**EXERCISE TASK**: Check every line of the entries below for the word "JSON", and copy the ones that have it.

**ROWS**:
-=-=-
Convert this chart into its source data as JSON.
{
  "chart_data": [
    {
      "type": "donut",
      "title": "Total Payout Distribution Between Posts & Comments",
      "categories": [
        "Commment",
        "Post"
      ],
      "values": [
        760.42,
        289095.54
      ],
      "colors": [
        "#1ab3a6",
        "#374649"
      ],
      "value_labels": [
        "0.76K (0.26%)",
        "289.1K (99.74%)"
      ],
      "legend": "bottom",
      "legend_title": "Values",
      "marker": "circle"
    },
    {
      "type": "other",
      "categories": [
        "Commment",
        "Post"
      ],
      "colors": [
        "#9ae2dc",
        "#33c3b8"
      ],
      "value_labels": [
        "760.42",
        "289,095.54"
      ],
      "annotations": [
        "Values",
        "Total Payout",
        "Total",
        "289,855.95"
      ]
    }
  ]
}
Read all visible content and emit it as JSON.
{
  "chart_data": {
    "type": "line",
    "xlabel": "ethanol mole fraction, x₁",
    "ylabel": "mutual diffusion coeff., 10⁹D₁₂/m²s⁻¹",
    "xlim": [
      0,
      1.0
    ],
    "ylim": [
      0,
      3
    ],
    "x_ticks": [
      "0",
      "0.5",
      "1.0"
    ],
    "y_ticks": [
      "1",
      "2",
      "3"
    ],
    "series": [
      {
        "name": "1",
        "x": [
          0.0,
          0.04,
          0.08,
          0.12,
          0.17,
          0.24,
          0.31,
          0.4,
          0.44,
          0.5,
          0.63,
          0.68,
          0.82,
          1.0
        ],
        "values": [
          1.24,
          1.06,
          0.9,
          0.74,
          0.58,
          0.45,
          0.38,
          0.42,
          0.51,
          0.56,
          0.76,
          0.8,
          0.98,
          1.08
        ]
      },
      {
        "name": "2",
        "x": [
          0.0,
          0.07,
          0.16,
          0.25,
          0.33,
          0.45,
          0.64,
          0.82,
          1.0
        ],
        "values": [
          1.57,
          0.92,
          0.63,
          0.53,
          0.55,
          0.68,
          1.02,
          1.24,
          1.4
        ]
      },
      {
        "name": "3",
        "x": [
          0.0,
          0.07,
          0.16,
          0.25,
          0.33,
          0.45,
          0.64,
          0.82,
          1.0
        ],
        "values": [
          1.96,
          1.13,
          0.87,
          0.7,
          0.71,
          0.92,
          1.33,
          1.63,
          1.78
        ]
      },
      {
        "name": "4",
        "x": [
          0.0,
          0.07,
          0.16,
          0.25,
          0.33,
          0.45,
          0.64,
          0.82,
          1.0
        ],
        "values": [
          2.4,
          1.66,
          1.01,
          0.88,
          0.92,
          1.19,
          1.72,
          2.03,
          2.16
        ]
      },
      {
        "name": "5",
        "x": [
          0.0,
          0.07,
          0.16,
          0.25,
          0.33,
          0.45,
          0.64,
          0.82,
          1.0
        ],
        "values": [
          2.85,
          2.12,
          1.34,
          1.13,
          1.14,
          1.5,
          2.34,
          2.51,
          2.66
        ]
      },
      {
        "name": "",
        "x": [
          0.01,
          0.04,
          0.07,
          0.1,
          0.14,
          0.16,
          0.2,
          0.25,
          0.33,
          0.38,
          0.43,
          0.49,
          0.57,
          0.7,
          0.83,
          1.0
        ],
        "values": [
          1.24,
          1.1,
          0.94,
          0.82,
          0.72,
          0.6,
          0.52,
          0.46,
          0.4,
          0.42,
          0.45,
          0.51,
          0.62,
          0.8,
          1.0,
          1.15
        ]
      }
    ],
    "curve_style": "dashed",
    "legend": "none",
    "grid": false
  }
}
-=-=-
**ANSWER**:
Convert this chart into its source data as JSON.
Read all visible content and emit it as JSON.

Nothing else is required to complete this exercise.